• [Problem to solve] Type out all the records word for word. Any pictures are to be left out.

• [Source material]
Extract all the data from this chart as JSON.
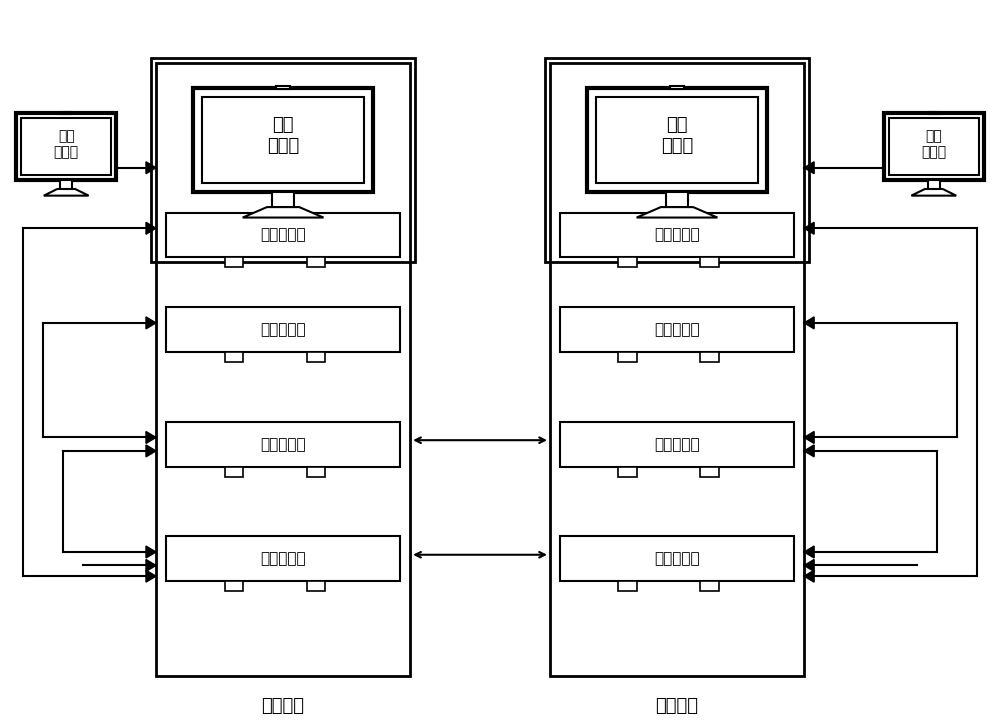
{
  "bg_color": "#ffffff",
  "line_color": "#000000",
  "text_color": "#000000",
  "font_size_large": 14,
  "font_size_medium": 12,
  "font_size_small": 10,
  "subnet1_label": "第一子网",
  "subnet2_label": "第二子网",
  "monitor2_label": "第二\n显示器",
  "monitor1_label": "第一\n显示器",
  "monitor3_label": "第三\n显示器",
  "monitor4_label": "第四\n显示器",
  "ipc1_label": "第一工控机",
  "ipc2_label": "第二工控机",
  "ipc3_label": "第三工控机",
  "ipc4_label": "第四工控机",
  "sw1_label": "第一交换机",
  "sw2_label": "第二交换机",
  "sw3_label": "第三交换机",
  "sw4_label": "第四交换机"
}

• [Full response]
Extract all the data from this chart as JSON.
{
  "bg_color": "#ffffff",
  "line_color": "#000000",
  "text_color": "#000000",
  "font_size_large": 14,
  "font_size_medium": 12,
  "font_size_small": 10,
  "subnet1_label": "第一子网",
  "subnet2_label": "第二子网",
  "monitor2_label": "第二\n显示器",
  "monitor1_label": "第一\n显示器",
  "monitor3_label": "第三\n显示器",
  "monitor4_label": "第四\n显示器",
  "ipc1_label": "第一工控机",
  "ipc2_label": "第二工控机",
  "ipc3_label": "第三工控机",
  "ipc4_label": "第四工控机",
  "sw1_label": "第一交换机",
  "sw2_label": "第二交换机",
  "sw3_label": "第三交换机",
  "sw4_label": "第四交换机"
}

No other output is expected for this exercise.